(Data records)
::::
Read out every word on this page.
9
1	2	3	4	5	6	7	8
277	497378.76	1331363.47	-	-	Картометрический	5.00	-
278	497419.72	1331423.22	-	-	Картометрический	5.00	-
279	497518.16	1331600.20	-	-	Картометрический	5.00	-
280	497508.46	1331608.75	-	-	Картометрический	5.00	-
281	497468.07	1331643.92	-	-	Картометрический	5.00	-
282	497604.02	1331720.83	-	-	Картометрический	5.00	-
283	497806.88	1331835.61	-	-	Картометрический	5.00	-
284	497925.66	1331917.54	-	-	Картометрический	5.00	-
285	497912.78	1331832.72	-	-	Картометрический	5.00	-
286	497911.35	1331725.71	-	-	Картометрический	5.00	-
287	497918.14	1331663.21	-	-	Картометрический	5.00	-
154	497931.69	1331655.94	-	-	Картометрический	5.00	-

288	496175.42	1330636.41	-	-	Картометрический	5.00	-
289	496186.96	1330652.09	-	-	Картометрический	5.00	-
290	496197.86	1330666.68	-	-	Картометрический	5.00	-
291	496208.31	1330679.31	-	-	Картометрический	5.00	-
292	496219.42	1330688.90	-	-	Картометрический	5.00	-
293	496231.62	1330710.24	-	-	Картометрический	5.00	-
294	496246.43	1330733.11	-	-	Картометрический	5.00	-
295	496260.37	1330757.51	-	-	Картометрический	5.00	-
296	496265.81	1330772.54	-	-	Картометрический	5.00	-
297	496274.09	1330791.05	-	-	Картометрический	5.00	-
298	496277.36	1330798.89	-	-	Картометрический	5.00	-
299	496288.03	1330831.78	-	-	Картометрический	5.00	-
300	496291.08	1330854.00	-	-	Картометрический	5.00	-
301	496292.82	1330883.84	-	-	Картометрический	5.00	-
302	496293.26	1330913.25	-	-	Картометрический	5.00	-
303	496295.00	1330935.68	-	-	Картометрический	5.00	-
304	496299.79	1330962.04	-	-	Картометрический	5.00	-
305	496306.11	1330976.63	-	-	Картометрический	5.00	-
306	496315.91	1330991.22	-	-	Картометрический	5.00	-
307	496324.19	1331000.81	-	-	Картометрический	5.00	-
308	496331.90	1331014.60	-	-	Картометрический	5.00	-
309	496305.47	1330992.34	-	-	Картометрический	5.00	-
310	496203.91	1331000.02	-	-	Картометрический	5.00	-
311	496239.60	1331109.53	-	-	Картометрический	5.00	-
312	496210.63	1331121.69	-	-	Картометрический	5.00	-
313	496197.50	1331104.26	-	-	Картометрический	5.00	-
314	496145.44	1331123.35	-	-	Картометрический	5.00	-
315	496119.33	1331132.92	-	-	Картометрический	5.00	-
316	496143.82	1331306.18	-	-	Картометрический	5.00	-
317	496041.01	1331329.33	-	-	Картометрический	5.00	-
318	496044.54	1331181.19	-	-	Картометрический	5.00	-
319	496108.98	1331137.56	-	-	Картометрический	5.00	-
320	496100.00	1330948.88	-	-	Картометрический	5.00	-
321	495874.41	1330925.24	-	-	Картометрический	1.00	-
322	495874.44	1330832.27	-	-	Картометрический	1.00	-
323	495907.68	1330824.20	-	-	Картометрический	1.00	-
::::
— Task prompt —
Recopy all the lines exactly as they appear.

— Exercise solution —
Read out every word on this page.
9
1	2	3	4	5	6	7	8
277	497378.76	1331363.47	-	-	Картометрический	5.00	-
278	497419.72	1331423.22	-	-	Картометрический	5.00	-
279	497518.16	1331600.20	-	-	Картометрический	5.00	-
280	497508.46	1331608.75	-	-	Картометрический	5.00	-
281	497468.07	1331643.92	-	-	Картометрический	5.00	-
282	497604.02	1331720.83	-	-	Картометрический	5.00	-
283	497806.88	1331835.61	-	-	Картометрический	5.00	-
284	497925.66	1331917.54	-	-	Картометрический	5.00	-
285	497912.78	1331832.72	-	-	Картометрический	5.00	-
286	497911.35	1331725.71	-	-	Картометрический	5.00	-
287	497918.14	1331663.21	-	-	Картометрический	5.00	-
154	497931.69	1331655.94	-	-	Картометрический	5.00	-

288	496175.42	1330636.41	-	-	Картометрический	5.00	-
289	496186.96	1330652.09	-	-	Картометрический	5.00	-
290	496197.86	1330666.68	-	-	Картометрический	5.00	-
291	496208.31	1330679.31	-	-	Картометрический	5.00	-
292	496219.42	1330688.90	-	-	Картометрический	5.00	-
293	496231.62	1330710.24	-	-	Картометрический	5.00	-
294	496246.43	1330733.11	-	-	Картометрический	5.00	-
295	496260.37	1330757.51	-	-	Картометрический	5.00	-
296	496265.81	1330772.54	-	-	Картометрический	5.00	-
297	496274.09	1330791.05	-	-	Картометрический	5.00	-
298	496277.36	1330798.89	-	-	Картометрический	5.00	-
299	496288.03	1330831.78	-	-	Картометрический	5.00	-
300	496291.08	1330854.00	-	-	Картометрический	5.00	-
301	496292.82	1330883.84	-	-	Картометрический	5.00	-
302	496293.26	1330913.25	-	-	Картометрический	5.00	-
303	496295.00	1330935.68	-	-	Картометрический	5.00	-
304	496299.79	1330962.04	-	-	Картометрический	5.00	-
305	496306.11	1330976.63	-	-	Картометрический	5.00	-
306	496315.91	1330991.22	-	-	Картометрический	5.00	-
307	496324.19	1331000.81	-	-	Картометрический	5.00	-
308	496331.90	1331014.60	-	-	Картометрический	5.00	-
309	496305.47	1330992.34	-	-	Картометрический	5.00	-
310	496203.91	1331000.02	-	-	Картометрический	5.00	-
311	496239.60	1331109.53	-	-	Картометрический	5.00	-
312	496210.63	1331121.69	-	-	Картометрический	5.00	-
313	496197.50	1331104.26	-	-	Картометрический	5.00	-
314	496145.44	1331123.35	-	-	Картометрический	5.00	-
315	496119.33	1331132.92	-	-	Картометрический	5.00	-
316	496143.82	1331306.18	-	-	Картометрический	5.00	-
317	496041.01	1331329.33	-	-	Картометрический	5.00	-
318	496044.54	1331181.19	-	-	Картометрический	5.00	-
319	496108.98	1331137.56	-	-	Картометрический	5.00	-
320	496100.00	1330948.88	-	-	Картометрический	5.00	-
321	495874.41	1330925.24	-	-	Картометрический	1.00	-
322	495874.44	1330832.27	-	-	Картометрический	1.00	-
323	495907.68	1330824.20	-	-	Картометрический	1.00	-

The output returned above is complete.